- **Prompt**:
Copy these lines exactly as they appear, each one unchanged.

- **Task input**:
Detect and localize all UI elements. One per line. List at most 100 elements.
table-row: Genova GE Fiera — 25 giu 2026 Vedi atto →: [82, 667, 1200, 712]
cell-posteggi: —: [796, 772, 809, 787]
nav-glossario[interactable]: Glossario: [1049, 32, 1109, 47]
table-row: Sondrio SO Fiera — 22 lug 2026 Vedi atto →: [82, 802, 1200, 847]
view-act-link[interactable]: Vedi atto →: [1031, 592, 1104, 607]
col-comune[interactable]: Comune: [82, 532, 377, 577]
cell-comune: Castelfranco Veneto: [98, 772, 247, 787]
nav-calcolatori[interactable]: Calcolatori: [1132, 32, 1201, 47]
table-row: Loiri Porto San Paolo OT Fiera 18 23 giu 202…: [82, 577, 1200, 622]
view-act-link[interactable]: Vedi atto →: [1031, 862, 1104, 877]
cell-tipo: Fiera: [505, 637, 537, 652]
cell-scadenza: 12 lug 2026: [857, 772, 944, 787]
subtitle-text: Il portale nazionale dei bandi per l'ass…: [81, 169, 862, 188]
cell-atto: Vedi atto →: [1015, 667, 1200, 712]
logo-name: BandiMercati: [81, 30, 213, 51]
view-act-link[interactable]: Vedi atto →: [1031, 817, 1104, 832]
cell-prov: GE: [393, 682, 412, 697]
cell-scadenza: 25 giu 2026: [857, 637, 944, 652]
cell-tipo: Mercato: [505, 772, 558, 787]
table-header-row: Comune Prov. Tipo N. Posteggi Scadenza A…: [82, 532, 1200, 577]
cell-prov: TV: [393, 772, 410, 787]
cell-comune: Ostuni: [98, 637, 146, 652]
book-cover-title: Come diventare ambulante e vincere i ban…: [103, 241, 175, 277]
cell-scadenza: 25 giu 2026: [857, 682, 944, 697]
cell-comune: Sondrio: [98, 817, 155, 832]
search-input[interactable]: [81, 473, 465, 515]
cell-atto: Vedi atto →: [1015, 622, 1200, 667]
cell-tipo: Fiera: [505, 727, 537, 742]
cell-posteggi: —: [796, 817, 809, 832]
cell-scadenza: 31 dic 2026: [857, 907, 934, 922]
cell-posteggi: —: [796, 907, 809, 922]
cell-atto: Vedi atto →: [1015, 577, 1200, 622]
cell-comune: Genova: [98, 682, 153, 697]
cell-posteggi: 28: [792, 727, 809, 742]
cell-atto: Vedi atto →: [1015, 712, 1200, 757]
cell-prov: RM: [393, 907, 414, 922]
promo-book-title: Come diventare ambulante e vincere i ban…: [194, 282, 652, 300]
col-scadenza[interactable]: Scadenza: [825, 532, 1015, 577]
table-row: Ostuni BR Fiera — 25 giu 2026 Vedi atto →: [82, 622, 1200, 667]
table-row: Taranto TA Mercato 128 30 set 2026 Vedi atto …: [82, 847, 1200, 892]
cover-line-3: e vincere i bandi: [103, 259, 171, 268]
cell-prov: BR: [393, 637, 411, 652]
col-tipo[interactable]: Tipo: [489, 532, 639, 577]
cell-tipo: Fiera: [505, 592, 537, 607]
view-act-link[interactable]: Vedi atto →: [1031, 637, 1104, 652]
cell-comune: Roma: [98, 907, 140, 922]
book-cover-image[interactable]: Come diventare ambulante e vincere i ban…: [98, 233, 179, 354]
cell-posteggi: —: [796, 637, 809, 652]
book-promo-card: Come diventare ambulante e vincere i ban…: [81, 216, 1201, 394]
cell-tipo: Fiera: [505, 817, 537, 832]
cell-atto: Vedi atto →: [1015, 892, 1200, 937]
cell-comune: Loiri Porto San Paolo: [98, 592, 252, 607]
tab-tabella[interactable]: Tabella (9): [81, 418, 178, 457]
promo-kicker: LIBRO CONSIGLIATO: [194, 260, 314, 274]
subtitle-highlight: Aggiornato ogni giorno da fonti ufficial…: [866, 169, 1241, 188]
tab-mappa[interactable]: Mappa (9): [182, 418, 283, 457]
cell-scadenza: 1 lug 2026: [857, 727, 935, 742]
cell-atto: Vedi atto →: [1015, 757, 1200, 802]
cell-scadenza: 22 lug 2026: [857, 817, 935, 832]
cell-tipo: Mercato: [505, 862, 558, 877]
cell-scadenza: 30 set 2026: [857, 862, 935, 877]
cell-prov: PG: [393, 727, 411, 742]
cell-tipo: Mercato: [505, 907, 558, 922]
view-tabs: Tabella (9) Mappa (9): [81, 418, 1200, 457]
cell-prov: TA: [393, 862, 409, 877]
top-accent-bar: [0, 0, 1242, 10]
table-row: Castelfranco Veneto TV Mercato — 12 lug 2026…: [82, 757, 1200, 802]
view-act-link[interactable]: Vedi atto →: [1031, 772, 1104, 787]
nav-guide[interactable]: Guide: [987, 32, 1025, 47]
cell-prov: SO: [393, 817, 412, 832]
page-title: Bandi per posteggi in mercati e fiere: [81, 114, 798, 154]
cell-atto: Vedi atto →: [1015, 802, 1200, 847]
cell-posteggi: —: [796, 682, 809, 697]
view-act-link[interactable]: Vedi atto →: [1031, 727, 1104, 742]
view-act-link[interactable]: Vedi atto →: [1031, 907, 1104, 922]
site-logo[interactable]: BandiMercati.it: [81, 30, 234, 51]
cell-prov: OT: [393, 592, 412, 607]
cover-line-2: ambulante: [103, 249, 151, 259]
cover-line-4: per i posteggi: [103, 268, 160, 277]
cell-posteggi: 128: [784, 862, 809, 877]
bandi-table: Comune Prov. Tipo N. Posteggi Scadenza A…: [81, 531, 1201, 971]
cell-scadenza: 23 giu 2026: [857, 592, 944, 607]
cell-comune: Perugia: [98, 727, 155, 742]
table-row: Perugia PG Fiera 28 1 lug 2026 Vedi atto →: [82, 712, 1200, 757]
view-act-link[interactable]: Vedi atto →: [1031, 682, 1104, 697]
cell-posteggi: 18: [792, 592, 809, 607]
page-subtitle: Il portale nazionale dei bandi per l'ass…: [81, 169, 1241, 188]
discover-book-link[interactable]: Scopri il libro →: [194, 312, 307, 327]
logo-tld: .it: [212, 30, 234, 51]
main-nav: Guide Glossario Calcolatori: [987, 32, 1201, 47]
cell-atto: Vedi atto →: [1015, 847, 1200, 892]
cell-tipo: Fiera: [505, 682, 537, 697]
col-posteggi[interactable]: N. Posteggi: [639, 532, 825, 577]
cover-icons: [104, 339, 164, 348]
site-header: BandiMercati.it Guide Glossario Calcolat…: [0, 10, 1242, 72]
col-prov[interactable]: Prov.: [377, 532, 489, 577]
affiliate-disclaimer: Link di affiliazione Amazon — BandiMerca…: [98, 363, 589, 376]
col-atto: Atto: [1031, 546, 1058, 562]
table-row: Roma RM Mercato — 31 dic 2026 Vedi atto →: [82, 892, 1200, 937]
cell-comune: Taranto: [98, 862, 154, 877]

- **Result of this task**:
Detect and localize all UI elements. One per line. List at most 100 elements.
table-row: Genova GE Fiera — 25 giu 2026 Vedi atto →: [82, 667, 1200, 712]
cell-posteggi: —: [796, 772, 809, 787]
nav-glossario[interactable]: Glossario: [1049, 32, 1109, 47]
table-row: Sondrio SO Fiera — 22 lug 2026 Vedi atto →: [82, 802, 1200, 847]
view-act-link[interactable]: Vedi atto →: [1031, 592, 1104, 607]
col-comune[interactable]: Comune: [82, 532, 377, 577]
cell-comune: Castelfranco Veneto: [98, 772, 247, 787]
nav-calcolatori[interactable]: Calcolatori: [1132, 32, 1201, 47]
table-row: Loiri Porto San Paolo OT Fiera 18 23 giu 202…: [82, 577, 1200, 622]
view-act-link[interactable]: Vedi atto →: [1031, 862, 1104, 877]
cell-tipo: Fiera: [505, 637, 537, 652]
cell-scadenza: 12 lug 2026: [857, 772, 944, 787]
subtitle-text: Il portale nazionale dei bandi per l'ass…: [81, 169, 862, 188]
cell-atto: Vedi atto →: [1015, 667, 1200, 712]
logo-name: BandiMercati: [81, 30, 213, 51]
view-act-link[interactable]: Vedi atto →: [1031, 817, 1104, 832]
cell-prov: GE: [393, 682, 412, 697]
cell-scadenza: 25 giu 2026: [857, 637, 944, 652]
cell-tipo: Mercato: [505, 772, 558, 787]
table-header-row: Comune Prov. Tipo N. Posteggi Scadenza A…: [82, 532, 1200, 577]
cell-prov: TV: [393, 772, 410, 787]
cell-comune: Ostuni: [98, 637, 146, 652]
book-cover-title: Come diventare ambulante e vincere i ban…: [103, 241, 175, 277]
cell-scadenza: 25 giu 2026: [857, 682, 944, 697]
cell-comune: Sondrio: [98, 817, 155, 832]
search-input[interactable]: [81, 473, 465, 515]
cell-atto: Vedi atto →: [1015, 622, 1200, 667]
cell-tipo: Fiera: [505, 727, 537, 742]
cell-posteggi: —: [796, 817, 809, 832]
cell-scadenza: 31 dic 2026: [857, 907, 934, 922]
cell-posteggi: —: [796, 907, 809, 922]
cell-atto: Vedi atto →: [1015, 577, 1200, 622]
cell-comune: Genova: [98, 682, 153, 697]
cell-posteggi: 28: [792, 727, 809, 742]
cell-atto: Vedi atto →: [1015, 712, 1200, 757]
cell-prov: RM: [393, 907, 414, 922]
promo-book-title: Come diventare ambulante e vincere i ban…: [194, 282, 652, 300]
col-scadenza[interactable]: Scadenza: [825, 532, 1015, 577]
table-row: Ostuni BR Fiera — 25 giu 2026 Vedi atto →: [82, 622, 1200, 667]
table-row: Taranto TA Mercato 128 30 set 2026 Vedi atto …: [82, 847, 1200, 892]
cover-line-3: e vincere i bandi: [103, 259, 171, 268]
cell-prov: BR: [393, 637, 411, 652]
col-tipo[interactable]: Tipo: [489, 532, 639, 577]
cell-tipo: Fiera: [505, 592, 537, 607]
view-act-link[interactable]: Vedi atto →: [1031, 637, 1104, 652]
cell-comune: Roma: [98, 907, 140, 922]
book-cover-image[interactable]: Come diventare ambulante e vincere i ban…: [98, 233, 179, 354]
cell-posteggi: —: [796, 637, 809, 652]
book-promo-card: Come diventare ambulante e vincere i ban…: [81, 216, 1201, 394]
cell-tipo: Fiera: [505, 817, 537, 832]
cell-atto: Vedi atto →: [1015, 892, 1200, 937]
cell-comune: Loiri Porto San Paolo: [98, 592, 252, 607]
tab-tabella[interactable]: Tabella (9): [81, 418, 178, 457]
promo-kicker: LIBRO CONSIGLIATO: [194, 260, 314, 274]
subtitle-highlight: Aggiornato ogni giorno da fonti ufficial…: [866, 169, 1241, 188]
tab-mappa[interactable]: Mappa (9): [182, 418, 283, 457]
cell-scadenza: 1 lug 2026: [857, 727, 935, 742]
cell-atto: Vedi atto →: [1015, 757, 1200, 802]
cell-scadenza: 22 lug 2026: [857, 817, 935, 832]
cell-tipo: Mercato: [505, 862, 558, 877]
cell-scadenza: 30 set 2026: [857, 862, 935, 877]
cell-prov: PG: [393, 727, 411, 742]
cell-tipo: Mercato: [505, 907, 558, 922]
view-tabs: Tabella (9) Mappa (9): [81, 418, 1200, 457]
cell-prov: TA: [393, 862, 409, 877]
top-accent-bar: [0, 0, 1242, 10]
table-row: Castelfranco Veneto TV Mercato — 12 lug 2026…: [82, 757, 1200, 802]
view-act-link[interactable]: Vedi atto →: [1031, 772, 1104, 787]
nav-guide[interactable]: Guide: [987, 32, 1025, 47]
cell-prov: SO: [393, 817, 412, 832]
page-title: Bandi per posteggi in mercati e fiere: [81, 114, 798, 154]
cell-atto: Vedi atto →: [1015, 802, 1200, 847]
cell-posteggi: —: [796, 682, 809, 697]
view-act-link[interactable]: Vedi atto →: [1031, 727, 1104, 742]
view-act-link[interactable]: Vedi atto →: [1031, 907, 1104, 922]
site-logo[interactable]: BandiMercati.it: [81, 30, 234, 51]
cell-prov: OT: [393, 592, 412, 607]
cover-line-2: ambulante: [103, 249, 151, 259]
cover-line-4: per i posteggi: [103, 268, 160, 277]
cell-posteggi: 128: [784, 862, 809, 877]
bandi-table: Comune Prov. Tipo N. Posteggi Scadenza A…: [81, 531, 1201, 971]
cell-scadenza: 23 giu 2026: [857, 592, 944, 607]
cell-comune: Perugia: [98, 727, 155, 742]
table-row: Perugia PG Fiera 28 1 lug 2026 Vedi atto →: [82, 712, 1200, 757]
view-act-link[interactable]: Vedi atto →: [1031, 682, 1104, 697]
cell-posteggi: 18: [792, 592, 809, 607]
page-subtitle: Il portale nazionale dei bandi per l'ass…: [81, 169, 1241, 188]
discover-book-link[interactable]: Scopri il libro →: [194, 312, 307, 327]
logo-tld: .it: [212, 30, 234, 51]
main-nav: Guide Glossario Calcolatori: [987, 32, 1201, 47]
cell-atto: Vedi atto →: [1015, 847, 1200, 892]
cell-tipo: Fiera: [505, 682, 537, 697]
col-posteggi[interactable]: N. Posteggi: [639, 532, 825, 577]
cover-icons: [104, 339, 164, 348]
site-header: BandiMercati.it Guide Glossario Calcolat…: [0, 10, 1242, 72]
col-prov[interactable]: Prov.: [377, 532, 489, 577]
affiliate-disclaimer: Link di affiliazione Amazon — BandiMerca…: [98, 363, 589, 376]
col-atto: Atto: [1031, 546, 1058, 562]
table-row: Roma RM Mercato — 31 dic 2026 Vedi atto →: [82, 892, 1200, 937]
cell-comune: Taranto: [98, 862, 154, 877]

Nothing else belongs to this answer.